[Element placement data]
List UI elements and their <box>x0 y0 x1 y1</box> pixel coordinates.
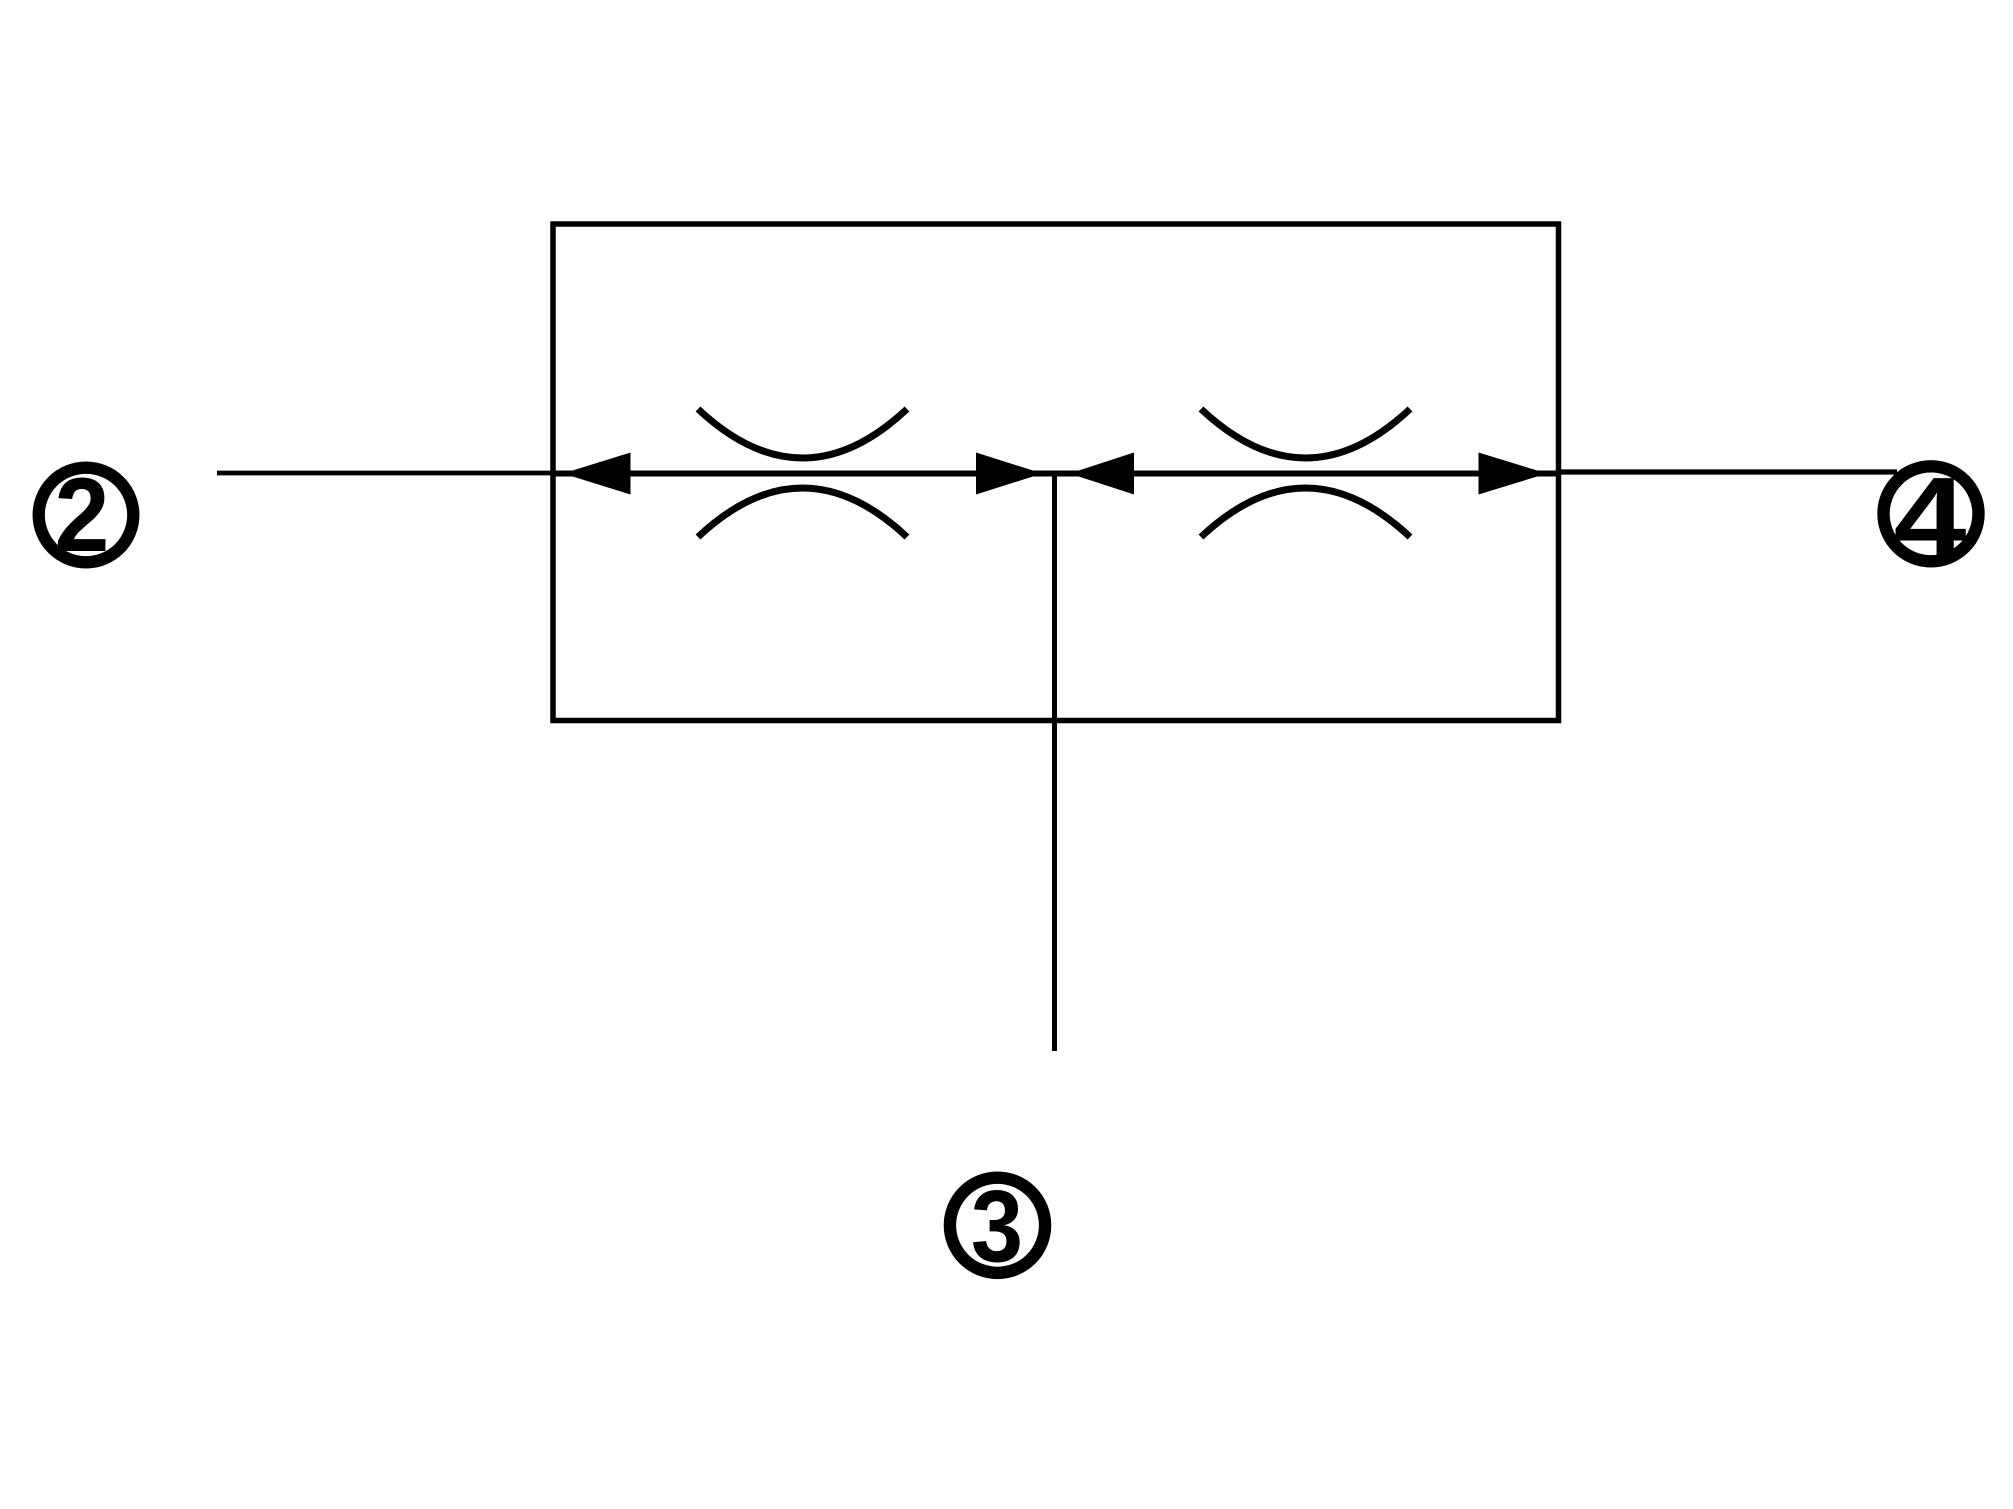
port 4 circle <box>1884 466 1979 561</box>
orifice right: top arc <box>1201 409 1410 458</box>
wire: main horizontal shaft <box>551 471 1562 477</box>
svg-text:2: 2 <box>55 456 110 573</box>
valve body rectangle <box>553 224 1559 721</box>
arrowhead right pointing right <box>1479 453 1548 495</box>
arrowhead center-left pointing right <box>976 453 1043 495</box>
orifice right: bottom arc <box>1201 488 1410 537</box>
svg-text:3: 3 <box>971 1169 1023 1283</box>
svg-text:4: 4 <box>1894 454 1967 581</box>
port 3 circle <box>950 1178 1045 1273</box>
port 2 circle <box>39 468 134 563</box>
orifice left: top arc <box>698 409 907 458</box>
arrowhead left pointing left <box>563 453 631 495</box>
wire: vertical line to port 3 <box>1052 473 1057 1051</box>
wire: port 4 line <box>1558 469 1897 474</box>
orifice left: bottom arc <box>698 488 907 537</box>
arrowhead center-right pointing left <box>1070 453 1135 495</box>
wire: port 2 line <box>217 471 553 476</box>
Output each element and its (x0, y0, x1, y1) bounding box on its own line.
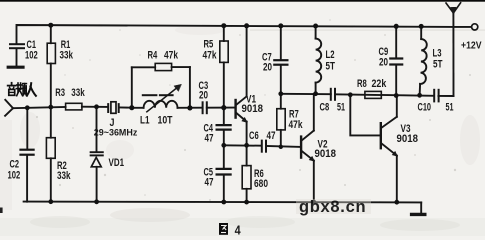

Exercise goal: Rewrite the stretch from the start of the data through the line containing "orifice left: bottom", changing "pixel coordinates" to "pixel positions" and keeping everything else the same. Return only that stretch and omit the pictures.

Exercise response:
List UI elements and their <box>x0 y0 x1 y1</box> pixel positions.
port 4 circle <box>1884 466 1979 561</box>
orifice right: top arc <box>1201 409 1410 458</box>
wire: main horizontal shaft <box>551 471 1562 477</box>
svg-text:2: 2 <box>55 456 110 573</box>
valve body rectangle <box>553 224 1559 721</box>
arrowhead right pointing right <box>1479 453 1548 495</box>
arrowhead center-left pointing right <box>976 453 1043 495</box>
orifice right: bottom arc <box>1201 488 1410 537</box>
svg-text:3: 3 <box>971 1169 1023 1283</box>
svg-text:4: 4 <box>1894 454 1967 581</box>
port 3 circle <box>950 1178 1045 1273</box>
port 2 circle <box>39 468 134 563</box>
orifice left: top arc <box>698 409 907 458</box>
arrowhead left pointing left <box>563 453 631 495</box>
wire: vertical line to port 3 <box>1052 473 1057 1051</box>
wire: port 4 line <box>1558 469 1897 474</box>
orifice left: bottom arc <box>698 488 907 537</box>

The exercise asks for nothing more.